Aim | Scan each line of the records for the word "panel" and extract the ones that have it.

** begin Materials provided **

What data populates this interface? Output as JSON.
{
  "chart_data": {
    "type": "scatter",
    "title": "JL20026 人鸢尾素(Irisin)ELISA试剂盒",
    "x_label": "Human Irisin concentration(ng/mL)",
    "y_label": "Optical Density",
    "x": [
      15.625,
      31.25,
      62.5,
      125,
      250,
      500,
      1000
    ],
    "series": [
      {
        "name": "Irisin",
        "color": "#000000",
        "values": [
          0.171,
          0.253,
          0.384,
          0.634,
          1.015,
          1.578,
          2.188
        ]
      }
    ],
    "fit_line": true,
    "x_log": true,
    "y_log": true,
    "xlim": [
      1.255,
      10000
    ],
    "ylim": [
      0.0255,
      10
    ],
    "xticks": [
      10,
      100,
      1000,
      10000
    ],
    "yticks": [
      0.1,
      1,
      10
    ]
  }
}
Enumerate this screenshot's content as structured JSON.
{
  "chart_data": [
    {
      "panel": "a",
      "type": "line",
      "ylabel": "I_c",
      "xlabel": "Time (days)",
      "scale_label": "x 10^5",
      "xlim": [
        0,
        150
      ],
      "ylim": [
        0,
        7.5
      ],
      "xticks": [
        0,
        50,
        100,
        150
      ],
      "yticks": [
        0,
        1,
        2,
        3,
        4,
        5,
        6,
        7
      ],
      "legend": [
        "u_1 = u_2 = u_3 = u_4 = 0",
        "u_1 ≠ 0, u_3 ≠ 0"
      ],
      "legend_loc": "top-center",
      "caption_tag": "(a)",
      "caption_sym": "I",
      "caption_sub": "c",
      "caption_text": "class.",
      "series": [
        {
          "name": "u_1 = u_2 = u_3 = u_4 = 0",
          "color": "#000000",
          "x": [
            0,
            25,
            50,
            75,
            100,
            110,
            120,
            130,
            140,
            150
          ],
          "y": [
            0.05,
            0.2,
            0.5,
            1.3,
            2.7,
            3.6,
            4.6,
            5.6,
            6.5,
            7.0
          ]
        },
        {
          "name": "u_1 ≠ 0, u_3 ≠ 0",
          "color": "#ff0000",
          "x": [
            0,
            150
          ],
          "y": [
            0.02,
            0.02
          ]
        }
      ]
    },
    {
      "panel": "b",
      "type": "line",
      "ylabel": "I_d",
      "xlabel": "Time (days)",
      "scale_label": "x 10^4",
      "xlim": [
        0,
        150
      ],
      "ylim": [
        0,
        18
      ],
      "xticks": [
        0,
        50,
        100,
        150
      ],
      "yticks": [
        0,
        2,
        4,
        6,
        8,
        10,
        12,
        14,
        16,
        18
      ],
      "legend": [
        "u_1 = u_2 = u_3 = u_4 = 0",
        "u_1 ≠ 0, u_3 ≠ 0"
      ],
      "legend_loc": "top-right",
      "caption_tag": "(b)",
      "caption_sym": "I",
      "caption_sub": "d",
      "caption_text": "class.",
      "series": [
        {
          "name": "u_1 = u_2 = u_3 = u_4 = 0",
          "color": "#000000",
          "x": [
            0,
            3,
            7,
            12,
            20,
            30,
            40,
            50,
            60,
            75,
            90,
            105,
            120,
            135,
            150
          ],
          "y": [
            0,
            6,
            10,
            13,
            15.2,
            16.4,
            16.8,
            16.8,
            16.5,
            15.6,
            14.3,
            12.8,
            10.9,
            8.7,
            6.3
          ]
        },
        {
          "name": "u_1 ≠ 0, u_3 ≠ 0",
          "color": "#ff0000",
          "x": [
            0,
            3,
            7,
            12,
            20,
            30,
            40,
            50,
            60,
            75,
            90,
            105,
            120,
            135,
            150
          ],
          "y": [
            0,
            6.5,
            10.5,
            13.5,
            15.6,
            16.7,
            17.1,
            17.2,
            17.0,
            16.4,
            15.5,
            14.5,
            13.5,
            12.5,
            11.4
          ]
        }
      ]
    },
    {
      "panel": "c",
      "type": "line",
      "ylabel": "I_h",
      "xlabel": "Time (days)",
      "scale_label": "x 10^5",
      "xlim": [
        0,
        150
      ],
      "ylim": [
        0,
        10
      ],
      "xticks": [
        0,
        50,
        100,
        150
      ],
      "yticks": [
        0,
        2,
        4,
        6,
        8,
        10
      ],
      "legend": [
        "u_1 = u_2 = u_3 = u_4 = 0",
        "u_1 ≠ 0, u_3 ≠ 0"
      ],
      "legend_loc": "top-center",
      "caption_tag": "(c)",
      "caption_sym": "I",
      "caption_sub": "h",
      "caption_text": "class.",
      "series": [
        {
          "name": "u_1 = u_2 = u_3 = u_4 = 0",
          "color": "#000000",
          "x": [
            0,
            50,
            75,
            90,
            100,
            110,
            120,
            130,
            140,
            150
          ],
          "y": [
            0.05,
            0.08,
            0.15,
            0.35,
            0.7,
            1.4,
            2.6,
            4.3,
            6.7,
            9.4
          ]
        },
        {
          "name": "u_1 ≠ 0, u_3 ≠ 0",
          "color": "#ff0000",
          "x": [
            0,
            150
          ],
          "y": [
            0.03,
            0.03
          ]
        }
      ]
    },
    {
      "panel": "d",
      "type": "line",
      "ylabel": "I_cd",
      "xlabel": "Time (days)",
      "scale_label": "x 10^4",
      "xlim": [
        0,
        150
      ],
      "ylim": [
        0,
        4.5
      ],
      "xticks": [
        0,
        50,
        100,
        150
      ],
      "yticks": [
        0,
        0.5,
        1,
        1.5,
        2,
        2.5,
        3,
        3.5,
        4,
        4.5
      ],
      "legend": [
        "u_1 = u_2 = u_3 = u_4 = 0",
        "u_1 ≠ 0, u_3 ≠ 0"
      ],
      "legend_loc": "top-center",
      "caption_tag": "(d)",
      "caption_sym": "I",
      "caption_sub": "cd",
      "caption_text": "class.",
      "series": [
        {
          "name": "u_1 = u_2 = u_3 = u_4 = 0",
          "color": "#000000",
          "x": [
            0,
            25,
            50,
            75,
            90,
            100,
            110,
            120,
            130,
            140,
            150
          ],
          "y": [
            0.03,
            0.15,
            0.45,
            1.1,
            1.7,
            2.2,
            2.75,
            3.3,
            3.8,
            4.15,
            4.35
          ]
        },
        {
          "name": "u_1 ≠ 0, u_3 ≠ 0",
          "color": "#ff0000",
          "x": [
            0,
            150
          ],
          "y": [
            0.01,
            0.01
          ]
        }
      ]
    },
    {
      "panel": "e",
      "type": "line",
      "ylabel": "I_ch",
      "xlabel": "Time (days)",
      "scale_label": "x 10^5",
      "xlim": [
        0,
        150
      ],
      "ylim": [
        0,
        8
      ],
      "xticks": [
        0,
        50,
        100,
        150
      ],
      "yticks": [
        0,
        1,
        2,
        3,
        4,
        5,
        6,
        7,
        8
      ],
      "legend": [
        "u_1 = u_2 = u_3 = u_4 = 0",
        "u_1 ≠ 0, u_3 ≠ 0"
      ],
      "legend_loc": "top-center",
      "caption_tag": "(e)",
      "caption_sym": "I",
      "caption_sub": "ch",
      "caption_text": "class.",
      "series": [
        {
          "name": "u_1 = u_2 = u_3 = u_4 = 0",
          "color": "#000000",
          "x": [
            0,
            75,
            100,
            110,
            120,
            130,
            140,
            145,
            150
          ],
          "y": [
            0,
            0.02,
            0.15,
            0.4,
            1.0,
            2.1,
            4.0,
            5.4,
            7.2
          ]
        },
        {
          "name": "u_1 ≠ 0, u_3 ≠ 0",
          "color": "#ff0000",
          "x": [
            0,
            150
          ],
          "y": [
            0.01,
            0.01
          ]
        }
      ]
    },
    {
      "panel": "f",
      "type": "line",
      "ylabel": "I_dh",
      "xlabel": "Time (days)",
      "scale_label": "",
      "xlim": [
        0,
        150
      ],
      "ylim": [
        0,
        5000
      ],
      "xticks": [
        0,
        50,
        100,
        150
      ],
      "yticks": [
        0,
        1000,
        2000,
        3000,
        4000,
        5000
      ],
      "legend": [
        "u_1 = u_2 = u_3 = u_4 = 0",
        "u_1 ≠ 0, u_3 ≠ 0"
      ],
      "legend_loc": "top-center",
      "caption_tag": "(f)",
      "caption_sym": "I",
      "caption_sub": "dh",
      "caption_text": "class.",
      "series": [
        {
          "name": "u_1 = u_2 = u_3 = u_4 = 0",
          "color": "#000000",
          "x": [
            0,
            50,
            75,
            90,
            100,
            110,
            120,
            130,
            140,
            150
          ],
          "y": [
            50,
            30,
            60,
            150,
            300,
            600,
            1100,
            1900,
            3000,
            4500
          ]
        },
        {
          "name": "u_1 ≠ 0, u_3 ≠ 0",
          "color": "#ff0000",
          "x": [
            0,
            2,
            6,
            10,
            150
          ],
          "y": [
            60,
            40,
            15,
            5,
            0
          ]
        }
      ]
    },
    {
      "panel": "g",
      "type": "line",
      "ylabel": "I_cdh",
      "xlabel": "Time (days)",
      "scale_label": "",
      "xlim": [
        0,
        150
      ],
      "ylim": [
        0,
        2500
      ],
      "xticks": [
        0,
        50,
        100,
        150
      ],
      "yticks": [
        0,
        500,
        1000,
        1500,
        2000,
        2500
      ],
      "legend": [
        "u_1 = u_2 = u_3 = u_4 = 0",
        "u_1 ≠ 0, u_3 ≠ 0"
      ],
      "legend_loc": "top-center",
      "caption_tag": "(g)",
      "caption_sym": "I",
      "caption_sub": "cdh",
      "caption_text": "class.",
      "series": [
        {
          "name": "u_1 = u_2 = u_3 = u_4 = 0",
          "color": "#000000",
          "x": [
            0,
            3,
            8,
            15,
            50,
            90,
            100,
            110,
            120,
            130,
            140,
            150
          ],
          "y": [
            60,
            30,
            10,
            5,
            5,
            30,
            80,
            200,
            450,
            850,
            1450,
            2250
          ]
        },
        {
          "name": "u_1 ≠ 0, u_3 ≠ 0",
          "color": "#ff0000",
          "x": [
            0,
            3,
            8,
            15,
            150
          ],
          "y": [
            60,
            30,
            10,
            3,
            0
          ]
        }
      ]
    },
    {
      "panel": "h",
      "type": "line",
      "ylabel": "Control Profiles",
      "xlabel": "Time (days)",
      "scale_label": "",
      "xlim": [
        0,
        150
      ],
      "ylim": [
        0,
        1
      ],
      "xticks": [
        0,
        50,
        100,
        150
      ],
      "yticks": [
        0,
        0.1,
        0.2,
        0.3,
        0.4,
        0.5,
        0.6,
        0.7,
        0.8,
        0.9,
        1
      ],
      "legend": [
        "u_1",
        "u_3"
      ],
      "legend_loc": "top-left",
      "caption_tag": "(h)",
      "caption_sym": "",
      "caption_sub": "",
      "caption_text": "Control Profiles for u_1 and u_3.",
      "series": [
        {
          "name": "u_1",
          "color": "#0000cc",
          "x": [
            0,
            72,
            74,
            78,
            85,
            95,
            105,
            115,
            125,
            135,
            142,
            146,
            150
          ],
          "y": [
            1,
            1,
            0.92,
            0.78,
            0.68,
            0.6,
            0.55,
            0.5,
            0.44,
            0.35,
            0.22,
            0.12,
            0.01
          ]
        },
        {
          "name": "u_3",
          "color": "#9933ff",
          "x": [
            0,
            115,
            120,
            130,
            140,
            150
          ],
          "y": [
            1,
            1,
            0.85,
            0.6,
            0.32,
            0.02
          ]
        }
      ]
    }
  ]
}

** end Materials provided **

Problem solution |
      "panel": "a",
      "panel": "b",
      "panel": "c",
      "panel": "d",
      "panel": "e",
      "panel": "f",
      "panel": "g",
      "panel": "h",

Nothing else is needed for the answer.